::: Material to process

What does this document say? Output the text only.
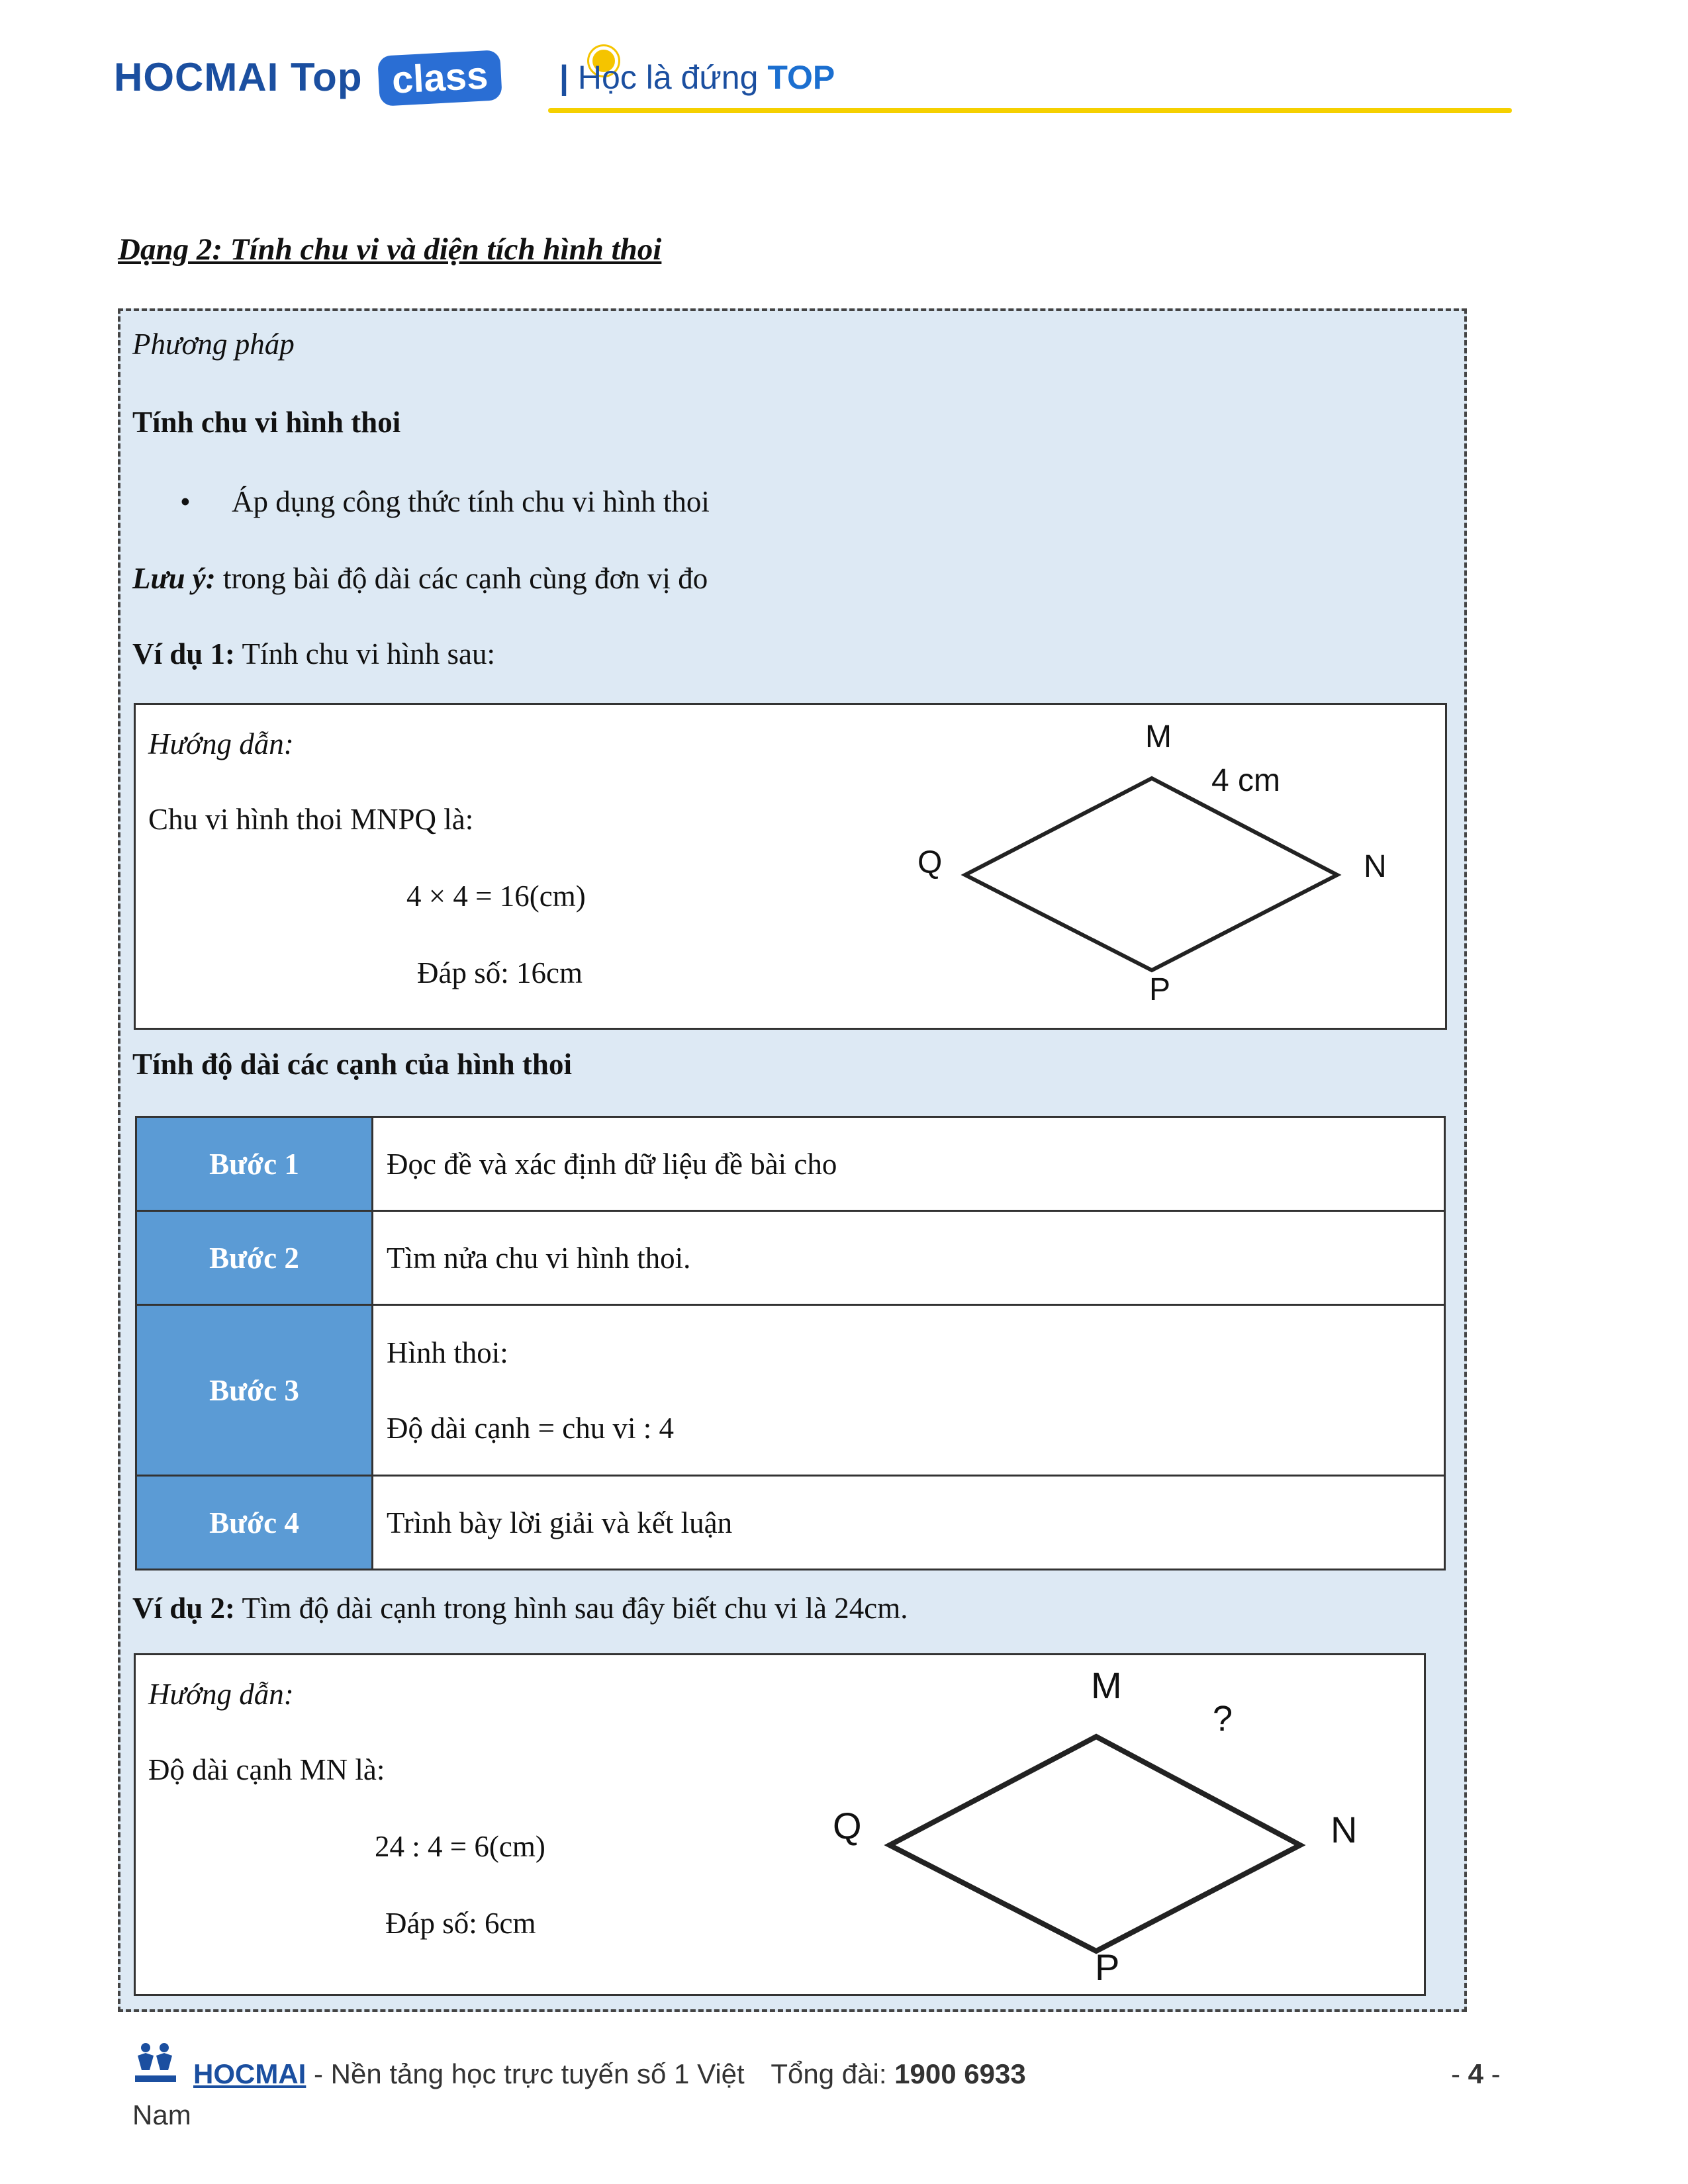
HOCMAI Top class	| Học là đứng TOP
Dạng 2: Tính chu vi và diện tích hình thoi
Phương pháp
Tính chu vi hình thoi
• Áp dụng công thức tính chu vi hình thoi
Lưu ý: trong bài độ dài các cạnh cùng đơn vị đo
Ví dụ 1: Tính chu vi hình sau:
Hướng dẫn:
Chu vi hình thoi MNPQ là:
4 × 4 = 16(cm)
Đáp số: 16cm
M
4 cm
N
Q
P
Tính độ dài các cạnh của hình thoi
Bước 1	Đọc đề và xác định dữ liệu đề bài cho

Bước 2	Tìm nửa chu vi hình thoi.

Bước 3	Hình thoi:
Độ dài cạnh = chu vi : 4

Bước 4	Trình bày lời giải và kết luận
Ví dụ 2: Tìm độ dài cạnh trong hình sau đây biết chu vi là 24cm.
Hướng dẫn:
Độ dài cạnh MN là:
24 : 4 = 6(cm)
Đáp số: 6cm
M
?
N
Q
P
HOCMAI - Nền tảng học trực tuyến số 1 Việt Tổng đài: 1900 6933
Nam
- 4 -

::::::

-- Problem description --
Find every line in the records above that contains the word "Bước", and copy each one.

-- Result --
Bước 1	Đọc đề và xác định dữ liệu đề bài cho
Bước 2	Tìm nửa chu vi hình thoi.
Bước 3	Hình thoi:
Bước 4	Trình bày lời giải và kết luận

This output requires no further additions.